→ **AIM OF THE TASK**: Compile every line that includes the word "quer".

*** RECORDS TO USE ***

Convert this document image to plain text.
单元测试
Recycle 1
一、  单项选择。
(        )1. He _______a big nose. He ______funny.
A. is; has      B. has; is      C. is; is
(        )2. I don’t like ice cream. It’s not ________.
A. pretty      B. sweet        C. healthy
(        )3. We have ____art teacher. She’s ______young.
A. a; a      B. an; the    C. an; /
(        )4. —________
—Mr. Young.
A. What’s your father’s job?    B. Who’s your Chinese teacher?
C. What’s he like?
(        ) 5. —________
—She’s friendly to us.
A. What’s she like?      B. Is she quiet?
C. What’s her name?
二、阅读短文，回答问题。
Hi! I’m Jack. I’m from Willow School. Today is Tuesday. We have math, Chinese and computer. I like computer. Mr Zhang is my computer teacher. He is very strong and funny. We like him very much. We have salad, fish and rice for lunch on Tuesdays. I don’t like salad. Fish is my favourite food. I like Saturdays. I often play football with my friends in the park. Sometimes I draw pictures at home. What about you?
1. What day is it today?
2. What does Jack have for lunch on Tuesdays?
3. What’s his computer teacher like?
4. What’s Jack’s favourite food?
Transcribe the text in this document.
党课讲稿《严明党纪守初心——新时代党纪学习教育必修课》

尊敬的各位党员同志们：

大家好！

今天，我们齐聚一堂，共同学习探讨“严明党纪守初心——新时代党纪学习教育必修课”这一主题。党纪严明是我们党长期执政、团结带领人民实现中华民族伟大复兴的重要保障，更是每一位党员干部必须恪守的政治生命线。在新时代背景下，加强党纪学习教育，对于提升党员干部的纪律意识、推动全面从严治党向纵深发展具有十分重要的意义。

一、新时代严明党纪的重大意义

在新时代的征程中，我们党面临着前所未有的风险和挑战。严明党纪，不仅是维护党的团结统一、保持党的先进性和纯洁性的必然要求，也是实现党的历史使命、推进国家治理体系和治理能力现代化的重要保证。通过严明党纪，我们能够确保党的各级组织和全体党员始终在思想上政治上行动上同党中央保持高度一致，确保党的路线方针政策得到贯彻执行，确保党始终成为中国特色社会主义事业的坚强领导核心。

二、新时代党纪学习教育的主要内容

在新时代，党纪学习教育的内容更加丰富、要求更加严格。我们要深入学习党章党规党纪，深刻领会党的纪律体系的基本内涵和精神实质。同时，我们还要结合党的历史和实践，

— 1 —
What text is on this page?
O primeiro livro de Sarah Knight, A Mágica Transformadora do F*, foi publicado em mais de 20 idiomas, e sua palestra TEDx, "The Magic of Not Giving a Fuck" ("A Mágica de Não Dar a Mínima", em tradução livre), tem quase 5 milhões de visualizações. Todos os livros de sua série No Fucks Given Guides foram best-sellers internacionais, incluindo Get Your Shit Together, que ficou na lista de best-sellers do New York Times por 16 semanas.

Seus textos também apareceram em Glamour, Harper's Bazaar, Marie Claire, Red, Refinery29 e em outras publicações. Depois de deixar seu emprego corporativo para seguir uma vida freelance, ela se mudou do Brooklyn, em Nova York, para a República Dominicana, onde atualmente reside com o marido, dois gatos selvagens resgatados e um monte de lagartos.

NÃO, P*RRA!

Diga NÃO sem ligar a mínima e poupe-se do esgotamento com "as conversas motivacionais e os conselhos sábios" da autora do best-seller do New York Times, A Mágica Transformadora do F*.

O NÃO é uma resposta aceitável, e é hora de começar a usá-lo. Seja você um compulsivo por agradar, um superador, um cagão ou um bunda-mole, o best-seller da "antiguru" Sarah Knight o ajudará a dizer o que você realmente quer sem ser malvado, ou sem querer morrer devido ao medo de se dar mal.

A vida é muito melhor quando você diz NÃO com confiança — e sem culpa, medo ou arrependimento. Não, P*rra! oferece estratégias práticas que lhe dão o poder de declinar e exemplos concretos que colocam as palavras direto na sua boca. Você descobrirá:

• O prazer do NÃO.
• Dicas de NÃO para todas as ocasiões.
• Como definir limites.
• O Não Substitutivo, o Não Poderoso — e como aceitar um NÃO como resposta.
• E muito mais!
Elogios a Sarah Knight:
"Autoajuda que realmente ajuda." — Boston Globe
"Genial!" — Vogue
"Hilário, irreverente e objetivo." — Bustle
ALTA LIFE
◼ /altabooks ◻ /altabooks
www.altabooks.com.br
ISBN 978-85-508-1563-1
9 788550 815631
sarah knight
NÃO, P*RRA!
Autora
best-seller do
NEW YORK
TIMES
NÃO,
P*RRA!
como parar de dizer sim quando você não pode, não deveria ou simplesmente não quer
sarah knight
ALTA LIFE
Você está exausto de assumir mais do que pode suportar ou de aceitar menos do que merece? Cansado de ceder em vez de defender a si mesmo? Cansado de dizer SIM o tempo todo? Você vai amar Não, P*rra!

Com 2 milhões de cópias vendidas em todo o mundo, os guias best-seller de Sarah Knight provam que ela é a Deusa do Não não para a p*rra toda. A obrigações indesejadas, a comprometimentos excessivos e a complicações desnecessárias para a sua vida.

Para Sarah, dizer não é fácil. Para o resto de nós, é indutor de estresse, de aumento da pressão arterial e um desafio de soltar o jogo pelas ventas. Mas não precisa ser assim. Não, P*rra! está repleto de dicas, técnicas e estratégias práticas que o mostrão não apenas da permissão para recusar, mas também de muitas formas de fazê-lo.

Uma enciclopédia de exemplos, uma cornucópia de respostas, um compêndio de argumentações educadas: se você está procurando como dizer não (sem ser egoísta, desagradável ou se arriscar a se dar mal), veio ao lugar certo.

***

→ **SOLUTION FOR THIS PROBLEM**:
O NÃO é uma resposta aceitável, e é hora de começar a usá-lo. Seja você um compulsivo por agradar, um superador, um cagão ou um bunda-mole, o best-seller da "antiguru" Sarah Knight o ajudará a dizer o que você realmente quer sem ser malvado, ou sem querer morrer devido ao medo de se dar mal.
como parar de dizer sim quando você não pode, não deveria ou simplesmente não quer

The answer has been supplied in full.